Written request.
Reproduce every line of the material below, character for character and without any change.
====== Dataset rows
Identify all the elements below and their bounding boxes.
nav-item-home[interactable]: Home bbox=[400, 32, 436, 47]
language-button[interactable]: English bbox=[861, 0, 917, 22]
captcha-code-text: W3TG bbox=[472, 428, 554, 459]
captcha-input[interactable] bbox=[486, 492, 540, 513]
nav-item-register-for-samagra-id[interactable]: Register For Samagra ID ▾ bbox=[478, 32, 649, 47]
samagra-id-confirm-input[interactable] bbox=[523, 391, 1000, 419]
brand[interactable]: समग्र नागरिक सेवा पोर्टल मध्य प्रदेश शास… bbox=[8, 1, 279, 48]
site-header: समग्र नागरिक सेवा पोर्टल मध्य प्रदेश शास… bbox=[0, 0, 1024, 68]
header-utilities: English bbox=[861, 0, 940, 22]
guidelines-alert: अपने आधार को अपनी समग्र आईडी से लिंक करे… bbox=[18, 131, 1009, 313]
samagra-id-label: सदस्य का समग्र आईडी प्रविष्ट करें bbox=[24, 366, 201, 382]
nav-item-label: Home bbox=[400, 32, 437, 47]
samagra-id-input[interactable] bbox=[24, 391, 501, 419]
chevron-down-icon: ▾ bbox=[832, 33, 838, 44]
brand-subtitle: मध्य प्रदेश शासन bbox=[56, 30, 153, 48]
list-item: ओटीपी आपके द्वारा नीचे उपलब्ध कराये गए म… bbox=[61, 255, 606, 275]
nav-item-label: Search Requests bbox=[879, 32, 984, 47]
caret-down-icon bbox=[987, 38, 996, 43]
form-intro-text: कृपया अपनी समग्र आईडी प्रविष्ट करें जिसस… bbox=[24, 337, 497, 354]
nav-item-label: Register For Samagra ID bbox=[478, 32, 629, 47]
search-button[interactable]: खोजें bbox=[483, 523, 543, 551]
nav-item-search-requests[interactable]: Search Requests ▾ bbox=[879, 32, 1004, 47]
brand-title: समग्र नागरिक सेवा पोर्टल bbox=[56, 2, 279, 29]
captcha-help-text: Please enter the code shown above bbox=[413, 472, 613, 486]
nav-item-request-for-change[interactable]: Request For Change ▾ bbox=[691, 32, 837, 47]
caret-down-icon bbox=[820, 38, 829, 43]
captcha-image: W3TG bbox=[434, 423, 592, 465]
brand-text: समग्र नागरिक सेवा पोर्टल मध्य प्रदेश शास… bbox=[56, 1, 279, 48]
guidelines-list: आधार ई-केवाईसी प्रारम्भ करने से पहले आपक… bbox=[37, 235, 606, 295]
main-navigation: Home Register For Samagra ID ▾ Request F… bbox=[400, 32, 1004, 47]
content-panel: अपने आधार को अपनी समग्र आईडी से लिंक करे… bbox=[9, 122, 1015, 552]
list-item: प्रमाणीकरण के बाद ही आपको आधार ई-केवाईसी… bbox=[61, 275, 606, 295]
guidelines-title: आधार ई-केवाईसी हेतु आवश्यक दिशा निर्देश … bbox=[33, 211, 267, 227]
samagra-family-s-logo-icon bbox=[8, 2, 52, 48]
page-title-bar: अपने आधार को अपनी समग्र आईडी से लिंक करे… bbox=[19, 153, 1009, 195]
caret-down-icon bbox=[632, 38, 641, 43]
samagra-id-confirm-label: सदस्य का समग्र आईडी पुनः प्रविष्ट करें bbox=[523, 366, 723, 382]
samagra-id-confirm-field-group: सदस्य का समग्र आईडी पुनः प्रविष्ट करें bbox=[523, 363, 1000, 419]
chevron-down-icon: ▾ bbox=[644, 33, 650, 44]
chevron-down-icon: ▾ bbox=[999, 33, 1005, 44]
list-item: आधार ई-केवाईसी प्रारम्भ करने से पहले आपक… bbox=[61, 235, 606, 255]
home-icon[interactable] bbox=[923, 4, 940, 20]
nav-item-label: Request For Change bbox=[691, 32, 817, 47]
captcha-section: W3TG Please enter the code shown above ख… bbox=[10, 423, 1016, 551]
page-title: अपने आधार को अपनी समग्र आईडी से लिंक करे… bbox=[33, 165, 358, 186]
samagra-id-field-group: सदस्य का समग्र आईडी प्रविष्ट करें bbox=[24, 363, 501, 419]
============
Written reply.
Identify all the elements below and their bounding boxes.
nav-item-home[interactable]: Home bbox=[400, 32, 436, 47]
language-button[interactable]: English bbox=[861, 0, 917, 22]
captcha-code-text: W3TG bbox=[472, 428, 554, 459]
captcha-input[interactable] bbox=[486, 492, 540, 513]
nav-item-register-for-samagra-id[interactable]: Register For Samagra ID ▾ bbox=[478, 32, 649, 47]
samagra-id-confirm-input[interactable] bbox=[523, 391, 1000, 419]
brand[interactable]: समग्र नागरिक सेवा पोर्टल मध्य प्रदेश शास… bbox=[8, 1, 279, 48]
site-header: समग्र नागरिक सेवा पोर्टल मध्य प्रदेश शास… bbox=[0, 0, 1024, 68]
header-utilities: English bbox=[861, 0, 940, 22]
guidelines-alert: अपने आधार को अपनी समग्र आईडी से लिंक करे… bbox=[18, 131, 1009, 313]
samagra-id-label: सदस्य का समग्र आईडी प्रविष्ट करें bbox=[24, 366, 201, 382]
nav-item-label: Home bbox=[400, 32, 437, 47]
samagra-id-input[interactable] bbox=[24, 391, 501, 419]
chevron-down-icon: ▾ bbox=[832, 33, 838, 44]
brand-subtitle: मध्य प्रदेश शासन bbox=[56, 30, 153, 48]
list-item: ओटीपी आपके द्वारा नीचे उपलब्ध कराये गए म… bbox=[61, 255, 606, 275]
nav-item-label: Search Requests bbox=[879, 32, 984, 47]
caret-down-icon bbox=[987, 38, 996, 43]
form-intro-text: कृपया अपनी समग्र आईडी प्रविष्ट करें जिसस… bbox=[24, 337, 497, 354]
nav-item-label: Register For Samagra ID bbox=[478, 32, 629, 47]
search-button[interactable]: खोजें bbox=[483, 523, 543, 551]
nav-item-search-requests[interactable]: Search Requests ▾ bbox=[879, 32, 1004, 47]
brand-title: समग्र नागरिक सेवा पोर्टल bbox=[56, 2, 279, 29]
captcha-help-text: Please enter the code shown above bbox=[413, 472, 613, 486]
nav-item-request-for-change[interactable]: Request For Change ▾ bbox=[691, 32, 837, 47]
caret-down-icon bbox=[820, 38, 829, 43]
captcha-image: W3TG bbox=[434, 423, 592, 465]
brand-text: समग्र नागरिक सेवा पोर्टल मध्य प्रदेश शास… bbox=[56, 1, 279, 48]
guidelines-list: आधार ई-केवाईसी प्रारम्भ करने से पहले आपक… bbox=[37, 235, 606, 295]
main-navigation: Home Register For Samagra ID ▾ Request F… bbox=[400, 32, 1004, 47]
content-panel: अपने आधार को अपनी समग्र आईडी से लिंक करे… bbox=[9, 122, 1015, 552]
list-item: प्रमाणीकरण के बाद ही आपको आधार ई-केवाईसी… bbox=[61, 275, 606, 295]
guidelines-title: आधार ई-केवाईसी हेतु आवश्यक दिशा निर्देश … bbox=[33, 211, 267, 227]
samagra-family-s-logo-icon bbox=[8, 2, 52, 48]
page-title-bar: अपने आधार को अपनी समग्र आईडी से लिंक करे… bbox=[19, 153, 1009, 195]
caret-down-icon bbox=[632, 38, 641, 43]
samagra-id-confirm-label: सदस्य का समग्र आईडी पुनः प्रविष्ट करें bbox=[523, 366, 723, 382]
samagra-id-confirm-field-group: सदस्य का समग्र आईडी पुनः प्रविष्ट करें bbox=[523, 363, 1000, 419]
chevron-down-icon: ▾ bbox=[644, 33, 650, 44]
chevron-down-icon: ▾ bbox=[999, 33, 1005, 44]
list-item: आधार ई-केवाईसी प्रारम्भ करने से पहले आपक… bbox=[61, 235, 606, 255]
home-icon[interactable] bbox=[923, 4, 940, 20]
nav-item-label: Request For Change bbox=[691, 32, 817, 47]
captcha-section: W3TG Please enter the code shown above ख… bbox=[10, 423, 1016, 551]
page-title: अपने आधार को अपनी समग्र आईडी से लिंक करे… bbox=[33, 165, 358, 186]
samagra-id-field-group: सदस्य का समग्र आईडी प्रविष्ट करें bbox=[24, 363, 501, 419]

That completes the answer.